(Stored data entries)

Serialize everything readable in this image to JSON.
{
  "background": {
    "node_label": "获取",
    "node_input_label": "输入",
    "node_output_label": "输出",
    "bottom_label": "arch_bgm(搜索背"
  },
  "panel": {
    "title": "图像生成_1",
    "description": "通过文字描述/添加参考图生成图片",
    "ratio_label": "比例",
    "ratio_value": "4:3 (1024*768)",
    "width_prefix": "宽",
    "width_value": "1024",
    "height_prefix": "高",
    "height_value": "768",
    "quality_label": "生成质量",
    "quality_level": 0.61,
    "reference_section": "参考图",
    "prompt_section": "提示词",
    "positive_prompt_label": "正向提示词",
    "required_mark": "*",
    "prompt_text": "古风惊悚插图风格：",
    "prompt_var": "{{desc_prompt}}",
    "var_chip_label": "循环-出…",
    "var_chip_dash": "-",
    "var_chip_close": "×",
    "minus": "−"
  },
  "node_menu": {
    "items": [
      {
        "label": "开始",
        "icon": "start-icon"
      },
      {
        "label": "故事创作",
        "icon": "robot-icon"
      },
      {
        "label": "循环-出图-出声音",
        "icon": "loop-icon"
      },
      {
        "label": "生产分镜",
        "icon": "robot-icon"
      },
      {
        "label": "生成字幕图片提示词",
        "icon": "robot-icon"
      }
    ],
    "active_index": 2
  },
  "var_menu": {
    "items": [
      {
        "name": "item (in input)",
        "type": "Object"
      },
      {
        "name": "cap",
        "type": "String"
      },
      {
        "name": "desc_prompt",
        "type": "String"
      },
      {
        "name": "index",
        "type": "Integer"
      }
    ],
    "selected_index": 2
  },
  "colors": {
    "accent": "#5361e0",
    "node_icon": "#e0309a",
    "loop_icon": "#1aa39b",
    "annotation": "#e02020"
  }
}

### What is required
From the records above, pull out every line containing the word "name".

### Answer below
        "name": "item (in input)",
        "name": "cap",
        "name": "desc_prompt",
        "name": "index",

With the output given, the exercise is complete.